Extracted data entries:

+--

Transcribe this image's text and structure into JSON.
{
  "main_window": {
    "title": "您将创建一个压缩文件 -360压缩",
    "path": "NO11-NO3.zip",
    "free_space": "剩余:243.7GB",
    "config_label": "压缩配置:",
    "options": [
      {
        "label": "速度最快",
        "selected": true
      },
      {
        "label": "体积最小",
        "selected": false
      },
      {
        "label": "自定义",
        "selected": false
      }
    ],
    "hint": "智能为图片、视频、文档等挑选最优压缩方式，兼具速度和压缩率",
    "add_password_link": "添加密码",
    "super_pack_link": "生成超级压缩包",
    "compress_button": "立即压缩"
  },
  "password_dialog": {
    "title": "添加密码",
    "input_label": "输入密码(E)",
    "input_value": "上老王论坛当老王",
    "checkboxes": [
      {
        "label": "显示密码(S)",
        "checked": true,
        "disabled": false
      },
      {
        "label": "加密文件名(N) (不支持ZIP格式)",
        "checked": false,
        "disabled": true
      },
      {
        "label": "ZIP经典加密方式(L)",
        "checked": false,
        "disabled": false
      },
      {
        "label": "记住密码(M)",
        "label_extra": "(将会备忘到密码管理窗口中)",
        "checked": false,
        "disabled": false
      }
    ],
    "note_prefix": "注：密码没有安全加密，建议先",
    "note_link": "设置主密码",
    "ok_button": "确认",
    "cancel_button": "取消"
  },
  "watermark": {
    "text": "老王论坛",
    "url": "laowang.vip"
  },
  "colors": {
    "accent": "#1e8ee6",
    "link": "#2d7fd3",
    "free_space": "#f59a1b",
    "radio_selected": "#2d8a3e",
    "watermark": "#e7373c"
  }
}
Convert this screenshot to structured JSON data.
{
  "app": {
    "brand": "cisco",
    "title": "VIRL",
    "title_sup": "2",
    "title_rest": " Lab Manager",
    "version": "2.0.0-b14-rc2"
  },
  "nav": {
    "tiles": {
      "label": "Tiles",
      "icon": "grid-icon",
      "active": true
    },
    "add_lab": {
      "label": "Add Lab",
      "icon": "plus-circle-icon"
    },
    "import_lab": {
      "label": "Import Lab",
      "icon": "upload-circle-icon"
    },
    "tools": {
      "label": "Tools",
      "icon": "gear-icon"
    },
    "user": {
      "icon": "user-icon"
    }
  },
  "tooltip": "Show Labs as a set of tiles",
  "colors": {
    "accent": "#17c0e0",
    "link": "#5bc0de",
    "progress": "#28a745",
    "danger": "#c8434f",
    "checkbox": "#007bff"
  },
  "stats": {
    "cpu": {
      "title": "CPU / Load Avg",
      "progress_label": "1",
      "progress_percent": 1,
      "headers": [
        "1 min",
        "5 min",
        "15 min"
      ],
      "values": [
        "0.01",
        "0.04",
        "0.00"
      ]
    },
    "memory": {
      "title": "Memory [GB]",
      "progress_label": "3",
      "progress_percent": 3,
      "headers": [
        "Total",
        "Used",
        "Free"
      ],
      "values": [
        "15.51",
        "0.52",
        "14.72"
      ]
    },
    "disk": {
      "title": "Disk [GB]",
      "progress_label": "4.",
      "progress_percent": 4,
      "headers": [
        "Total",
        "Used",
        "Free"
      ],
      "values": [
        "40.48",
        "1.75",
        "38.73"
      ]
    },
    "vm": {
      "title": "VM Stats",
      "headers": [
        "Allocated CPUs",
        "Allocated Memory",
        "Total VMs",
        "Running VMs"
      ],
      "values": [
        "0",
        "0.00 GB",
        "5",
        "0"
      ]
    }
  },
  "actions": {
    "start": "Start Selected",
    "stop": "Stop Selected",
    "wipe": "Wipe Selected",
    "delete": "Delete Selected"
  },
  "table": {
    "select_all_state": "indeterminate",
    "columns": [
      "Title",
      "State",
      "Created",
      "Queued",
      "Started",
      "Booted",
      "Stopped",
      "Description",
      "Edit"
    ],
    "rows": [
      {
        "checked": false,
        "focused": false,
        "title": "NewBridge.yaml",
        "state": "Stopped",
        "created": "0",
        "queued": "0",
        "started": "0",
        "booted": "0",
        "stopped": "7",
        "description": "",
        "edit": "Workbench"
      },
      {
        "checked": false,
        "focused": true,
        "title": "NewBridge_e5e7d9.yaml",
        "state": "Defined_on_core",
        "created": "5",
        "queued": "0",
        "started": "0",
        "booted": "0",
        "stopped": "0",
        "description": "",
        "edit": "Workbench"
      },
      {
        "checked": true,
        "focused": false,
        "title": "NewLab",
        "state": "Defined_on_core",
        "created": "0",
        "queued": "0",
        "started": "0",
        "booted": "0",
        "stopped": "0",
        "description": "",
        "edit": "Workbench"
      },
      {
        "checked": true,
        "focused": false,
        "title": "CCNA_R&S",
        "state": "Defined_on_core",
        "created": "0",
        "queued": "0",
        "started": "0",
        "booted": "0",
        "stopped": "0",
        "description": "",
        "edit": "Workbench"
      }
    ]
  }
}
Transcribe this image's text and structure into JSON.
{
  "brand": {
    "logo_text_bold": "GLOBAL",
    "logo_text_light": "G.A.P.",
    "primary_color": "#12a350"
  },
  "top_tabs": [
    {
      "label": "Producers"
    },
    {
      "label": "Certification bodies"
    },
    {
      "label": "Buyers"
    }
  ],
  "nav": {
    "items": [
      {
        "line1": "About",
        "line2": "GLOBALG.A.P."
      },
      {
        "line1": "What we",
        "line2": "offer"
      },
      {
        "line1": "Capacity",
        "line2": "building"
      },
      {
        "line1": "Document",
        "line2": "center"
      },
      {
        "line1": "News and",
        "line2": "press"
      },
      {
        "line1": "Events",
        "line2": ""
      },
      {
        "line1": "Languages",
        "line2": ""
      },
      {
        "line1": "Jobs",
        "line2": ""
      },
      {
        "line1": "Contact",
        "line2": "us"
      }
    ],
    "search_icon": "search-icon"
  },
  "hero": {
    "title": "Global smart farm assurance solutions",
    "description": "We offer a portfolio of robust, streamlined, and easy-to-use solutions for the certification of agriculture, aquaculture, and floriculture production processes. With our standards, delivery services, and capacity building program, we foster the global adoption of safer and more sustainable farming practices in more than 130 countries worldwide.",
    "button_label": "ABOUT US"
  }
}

+--

= TO BE DONE =
All entries shown above should be printed again exactly.

= WRITTEN ANSWER =
Transcribe this image's text and structure into JSON.
{
  "main_window": {
    "title": "您将创建一个压缩文件 -360压缩",
    "path": "NO11-NO3.zip",
    "free_space": "剩余:243.7GB",
    "config_label": "压缩配置:",
    "options": [
      {
        "label": "速度最快",
        "selected": true
      },
      {
        "label": "体积最小",
        "selected": false
      },
      {
        "label": "自定义",
        "selected": false
      }
    ],
    "hint": "智能为图片、视频、文档等挑选最优压缩方式，兼具速度和压缩率",
    "add_password_link": "添加密码",
    "super_pack_link": "生成超级压缩包",
    "compress_button": "立即压缩"
  },
  "password_dialog": {
    "title": "添加密码",
    "input_label": "输入密码(E)",
    "input_value": "上老王论坛当老王",
    "checkboxes": [
      {
        "label": "显示密码(S)",
        "checked": true,
        "disabled": false
      },
      {
        "label": "加密文件名(N) (不支持ZIP格式)",
        "checked": false,
        "disabled": true
      },
      {
        "label": "ZIP经典加密方式(L)",
        "checked": false,
        "disabled": false
      },
      {
        "label": "记住密码(M)",
        "label_extra": "(将会备忘到密码管理窗口中)",
        "checked": false,
        "disabled": false
      }
    ],
    "note_prefix": "注：密码没有安全加密，建议先",
    "note_link": "设置主密码",
    "ok_button": "确认",
    "cancel_button": "取消"
  },
  "watermark": {
    "text": "老王论坛",
    "url": "laowang.vip"
  },
  "colors": {
    "accent": "#1e8ee6",
    "link": "#2d7fd3",
    "free_space": "#f59a1b",
    "radio_selected": "#2d8a3e",
    "watermark": "#e7373c"
  }
}
Convert this screenshot to structured JSON data.
{
  "app": {
    "brand": "cisco",
    "title": "VIRL",
    "title_sup": "2",
    "title_rest": " Lab Manager",
    "version": "2.0.0-b14-rc2"
  },
  "nav": {
    "tiles": {
      "label": "Tiles",
      "icon": "grid-icon",
      "active": true
    },
    "add_lab": {
      "label": "Add Lab",
      "icon": "plus-circle-icon"
    },
    "import_lab": {
      "label": "Import Lab",
      "icon": "upload-circle-icon"
    },
    "tools": {
      "label": "Tools",
      "icon": "gear-icon"
    },
    "user": {
      "icon": "user-icon"
    }
  },
  "tooltip": "Show Labs as a set of tiles",
  "colors": {
    "accent": "#17c0e0",
    "link": "#5bc0de",
    "progress": "#28a745",
    "danger": "#c8434f",
    "checkbox": "#007bff"
  },
  "stats": {
    "cpu": {
      "title": "CPU / Load Avg",
      "progress_label": "1",
      "progress_percent": 1,
      "headers": [
        "1 min",
        "5 min",
        "15 min"
      ],
      "values": [
        "0.01",
        "0.04",
        "0.00"
      ]
    },
    "memory": {
      "title": "Memory [GB]",
      "progress_label": "3",
      "progress_percent": 3,
      "headers": [
        "Total",
        "Used",
        "Free"
      ],
      "values": [
        "15.51",
        "0.52",
        "14.72"
      ]
    },
    "disk": {
      "title": "Disk [GB]",
      "progress_label": "4.",
      "progress_percent": 4,
      "headers": [
        "Total",
        "Used",
        "Free"
      ],
      "values": [
        "40.48",
        "1.75",
        "38.73"
      ]
    },
    "vm": {
      "title": "VM Stats",
      "headers": [
        "Allocated CPUs",
        "Allocated Memory",
        "Total VMs",
        "Running VMs"
      ],
      "values": [
        "0",
        "0.00 GB",
        "5",
        "0"
      ]
    }
  },
  "actions": {
    "start": "Start Selected",
    "stop": "Stop Selected",
    "wipe": "Wipe Selected",
    "delete": "Delete Selected"
  },
  "table": {
    "select_all_state": "indeterminate",
    "columns": [
      "Title",
      "State",
      "Created",
      "Queued",
      "Started",
      "Booted",
      "Stopped",
      "Description",
      "Edit"
    ],
    "rows": [
      {
        "checked": false,
        "focused": false,
        "title": "NewBridge.yaml",
        "state": "Stopped",
        "created": "0",
        "queued": "0",
        "started": "0",
        "booted": "0",
        "stopped": "7",
        "description": "",
        "edit": "Workbench"
      },
      {
        "checked": false,
        "focused": true,
        "title": "NewBridge_e5e7d9.yaml",
        "state": "Defined_on_core",
        "created": "5",
        "queued": "0",
        "started": "0",
        "booted": "0",
        "stopped": "0",
        "description": "",
        "edit": "Workbench"
      },
      {
        "checked": true,
        "focused": false,
        "title": "NewLab",
        "state": "Defined_on_core",
        "created": "0",
        "queued": "0",
        "started": "0",
        "booted": "0",
        "stopped": "0",
        "description": "",
        "edit": "Workbench"
      },
      {
        "checked": true,
        "focused": false,
        "title": "CCNA_R&S",
        "state": "Defined_on_core",
        "created": "0",
        "queued": "0",
        "started": "0",
        "booted": "0",
        "stopped": "0",
        "description": "",
        "edit": "Workbench"
      }
    ]
  }
}
Transcribe this image's text and structure into JSON.
{
  "brand": {
    "logo_text_bold": "GLOBAL",
    "logo_text_light": "G.A.P.",
    "primary_color": "#12a350"
  },
  "top_tabs": [
    {
      "label": "Producers"
    },
    {
      "label": "Certification bodies"
    },
    {
      "label": "Buyers"
    }
  ],
  "nav": {
    "items": [
      {
        "line1": "About",
        "line2": "GLOBALG.A.P."
      },
      {
        "line1": "What we",
        "line2": "offer"
      },
      {
        "line1": "Capacity",
        "line2": "building"
      },
      {
        "line1": "Document",
        "line2": "center"
      },
      {
        "line1": "News and",
        "line2": "press"
      },
      {
        "line1": "Events",
        "line2": ""
      },
      {
        "line1": "Languages",
        "line2": ""
      },
      {
        "line1": "Jobs",
        "line2": ""
      },
      {
        "line1": "Contact",
        "line2": "us"
      }
    ],
    "search_icon": "search-icon"
  },
  "hero": {
    "title": "Global smart farm assurance solutions",
    "description": "We offer a portfolio of robust, streamlined, and easy-to-use solutions for the certification of agriculture, aquaculture, and floriculture production processes. With our standards, delivery services, and capacity building program, we foster the global adoption of safer and more sustainable farming practices in more than 130 countries worldwide.",
    "button_label": "ABOUT US"
  }
}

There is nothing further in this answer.